● **Source**:

========

So also, a demand is proper before suit against the holder of goods wrongfully pledged. Henry vs. Marvin, 3 E. D. Smith, 71. Or against the holder of goods, purchased by the plaintiff from their owner. McGinn vs. Worden, 3 E. D. Smith, 155.

But a demand of this nature must be specific, and the party upon whom it is made is entitled to all proper information which he may reasonably require, or it will be insufficient. Breese vs. Bangs, 2 E. D. Smith, 474. If the party upon whom it is made, have any doubt of the demandant's authority, he must inquire of it at the time, and may require reasonable evidence. But if he omit to do so, or rest his refusal upon a false pretence, he cannot afterwards object. Tuttle vs. Glad ding, 2 E. D. Smith, 157. But the demand should be made by the claimant in person, or some one duly authorized to make it. Bliss vs. Cottle, 32 Barb., 322.

Demand will be sufficient, if made of one of several joint holders. Ball vs. Larkin, 3 E. D. Smith, 555. Or against an agent fully authorized, as the baggage master at a railroad station, in an action for loss of baggage. Cass vs. The New York and New Haven Railroad Company, 1 E. D. Smith, 522.

But, when demand is made, ability to comply with it at the time, must be shown, or an action in this form will not be maintainable. Whitney vs. Slauson, 28 Barb., 276; Bowman vs. Eaton, 24 Barb., 528; Andrews vs. Shattuck, 32 Barb., 396.

As to how far the acts of an officer of a corporation, may or may not amount to a conversion by the corporation itself, and also as to the effect of a qualified refusal to deliver on demand, and as to that of a subsequent offer before suit brought, see Thomson vs. Sixpenny Savings Bank of City of New York, 5 Bosw., 296.

Where the taking by the defendant into his possession is wrongful, the rule will be reversed, and an action is maintainable without any previ

ous demand. Moses vs. Walker, 2 Hilt., 536; Pringle vs. Phillips, 5 Sandf., 157; Zachrisson vs. Ahman, 2 Sandf., 68; McKie vs. Judd, 2 Kern., 622 (626); Davison vs. Donadi, 2 E. D. Smith, 121; New York Car Oil Company vs. Richmond, 6 Bosw., 213.

Nor, where the possession of the defendants is of this nature, will any previous tender of any lien which they might otherwise claim, be requisite. Walther vs. Wetmore, 1 E. D. Smith, 7.

In a complaint of this nature, an actual fraudulent conversion by the plaintiff must be both alleged and proved. Howell vs. Kroose, 4 E. D. Smith, 357; 2 Abb., 167; Hall vs. Robinson, 2 Comst., 293. And proof of a demand and refusal are only primâ facie evidence, and will not suffice, without further proof of actual fraud and negativing any adverse implication. Boyle vs. Roche, 2 E. D. Smith, 335.

========

● **Problems to work on**:
**1)** Decide whether each statement below agrees with the passage on demand before suit. Answer yes or no for each, and quote the words from the passage that settle it.
(a) A demand made of one of several joint holders is enough.
(b) A party who doubts the demandant's authority but does not ask about it at the time may still object to it later.
(c) A demand of this kind may be general rather than specific.
**2)** Answer these questions from the passage on demand before suit.
(a) Which case is cited for the rule that the demand should be made by the claimant in person or by someone duly authorized?
(b) What example does the passage give of an agent fully authorized to receive a demand?
(c) Which case does the passage send the reader to on whether acts of a corporation's officer amount to a conversion by the corporation?

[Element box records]
========

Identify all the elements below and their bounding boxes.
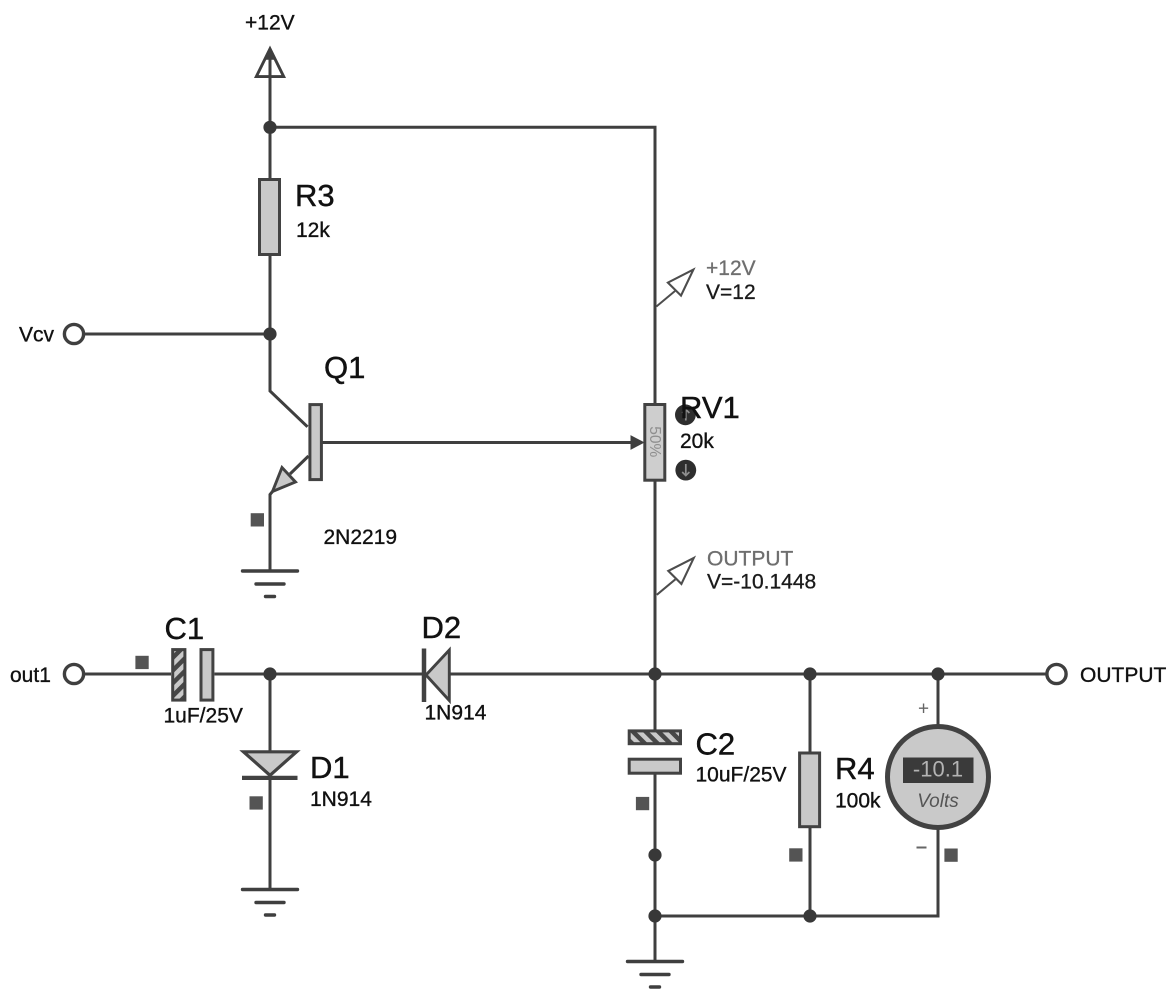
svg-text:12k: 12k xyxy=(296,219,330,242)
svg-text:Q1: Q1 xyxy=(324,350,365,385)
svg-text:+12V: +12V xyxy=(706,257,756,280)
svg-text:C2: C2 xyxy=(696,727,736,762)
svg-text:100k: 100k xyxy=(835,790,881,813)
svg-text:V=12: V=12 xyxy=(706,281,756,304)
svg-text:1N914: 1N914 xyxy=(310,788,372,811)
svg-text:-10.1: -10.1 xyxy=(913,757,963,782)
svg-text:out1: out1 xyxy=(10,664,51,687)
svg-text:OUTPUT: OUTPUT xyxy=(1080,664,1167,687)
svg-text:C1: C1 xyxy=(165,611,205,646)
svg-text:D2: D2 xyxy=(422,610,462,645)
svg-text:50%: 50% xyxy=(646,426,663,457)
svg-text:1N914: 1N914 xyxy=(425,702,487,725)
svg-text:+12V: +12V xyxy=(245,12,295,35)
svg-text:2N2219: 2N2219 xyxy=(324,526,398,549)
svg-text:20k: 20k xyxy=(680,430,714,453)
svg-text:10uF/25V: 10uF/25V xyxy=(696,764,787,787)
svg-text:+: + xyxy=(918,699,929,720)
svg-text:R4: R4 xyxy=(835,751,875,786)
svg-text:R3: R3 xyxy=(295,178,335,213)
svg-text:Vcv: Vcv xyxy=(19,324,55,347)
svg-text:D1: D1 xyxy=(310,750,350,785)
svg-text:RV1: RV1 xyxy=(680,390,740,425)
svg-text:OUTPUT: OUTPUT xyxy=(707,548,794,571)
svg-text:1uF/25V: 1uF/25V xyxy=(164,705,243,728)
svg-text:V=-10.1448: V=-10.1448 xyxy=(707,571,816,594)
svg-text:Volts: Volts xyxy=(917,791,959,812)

========

● **Written responses**:
**1)**
(a) Yes: "Demand will be sufficient, if made of one of several joint holders."
(b) No: "But if he omit to do so, or rest his refusal upon a false pretence, he cannot afterwards object."
(c) No: "But a demand of this nature must be specific"

**2)**
(a) Bliss vs. Cottle, 32 Barb., 322.
(b) The baggage master at a railroad station, in an action for loss of baggage.
(c) Thomson vs. Sixpenny Savings Bank of City of New York, 5 Bosw., 296.